## begin Available data

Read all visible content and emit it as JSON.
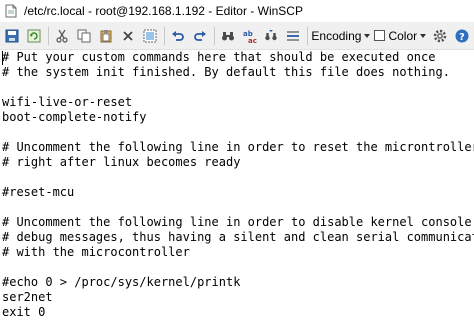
{
  "window": {
    "title": "/etc/rc.local - root@192.168.1.192 - Editor - WinSCP"
  },
  "toolbar": {
    "encoding_label": "Encoding",
    "color_label": "Color",
    "buttons": [
      {
        "name": "save-icon"
      },
      {
        "name": "reload-icon"
      },
      {
        "name": "cut-icon"
      },
      {
        "name": "copy-icon"
      },
      {
        "name": "paste-icon"
      },
      {
        "name": "delete-icon"
      },
      {
        "name": "select-all-icon"
      },
      {
        "name": "undo-icon"
      },
      {
        "name": "redo-icon"
      },
      {
        "name": "find-icon"
      },
      {
        "name": "replace-icon"
      },
      {
        "name": "find-next-icon"
      },
      {
        "name": "go-to-line-icon"
      },
      {
        "name": "preferences-icon"
      },
      {
        "name": "help-icon"
      }
    ]
  },
  "editor": {
    "lines": [
      "# Put your custom commands here that should be executed once",
      "# the system init finished. By default this file does nothing.",
      "",
      "wifi-live-or-reset",
      "boot-complete-notify",
      "",
      "# Uncomment the following line in order to reset the microntroller",
      "# right after linux becomes ready",
      "",
      "#reset-mcu",
      "",
      "# Uncomment the following line in order to disable kernel console",
      "# debug messages, thus having a silent and clean serial communication",
      "# with the microcontroller",
      "",
      "#echo 0 > /proc/sys/kernel/printk",
      "ser2net",
      "exit 0"
    ]
  }
}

## end Available data

What you have to do: All the lines above are to be reproduced exactly, except the pictures.

Written response:
Read all visible content and emit it as JSON.
{
  "window": {
    "title": "/etc/rc.local - root@192.168.1.192 - Editor - WinSCP"
  },
  "toolbar": {
    "encoding_label": "Encoding",
    "color_label": "Color",
    "buttons": [
      {
        "name": "save-icon"
      },
      {
        "name": "reload-icon"
      },
      {
        "name": "cut-icon"
      },
      {
        "name": "copy-icon"
      },
      {
        "name": "paste-icon"
      },
      {
        "name": "delete-icon"
      },
      {
        "name": "select-all-icon"
      },
      {
        "name": "undo-icon"
      },
      {
        "name": "redo-icon"
      },
      {
        "name": "find-icon"
      },
      {
        "name": "replace-icon"
      },
      {
        "name": "find-next-icon"
      },
      {
        "name": "go-to-line-icon"
      },
      {
        "name": "preferences-icon"
      },
      {
        "name": "help-icon"
      }
    ]
  },
  "editor": {
    "lines": [
      "# Put your custom commands here that should be executed once",
      "# the system init finished. By default this file does nothing.",
      "",
      "wifi-live-or-reset",
      "boot-complete-notify",
      "",
      "# Uncomment the following line in order to reset the microntroller",
      "# right after linux becomes ready",
      "",
      "#reset-mcu",
      "",
      "# Uncomment the following line in order to disable kernel console",
      "# debug messages, thus having a silent and clean serial communication",
      "# with the microcontroller",
      "",
      "#echo 0 > /proc/sys/kernel/printk",
      "ser2net",
      "exit 0"
    ]
  }
}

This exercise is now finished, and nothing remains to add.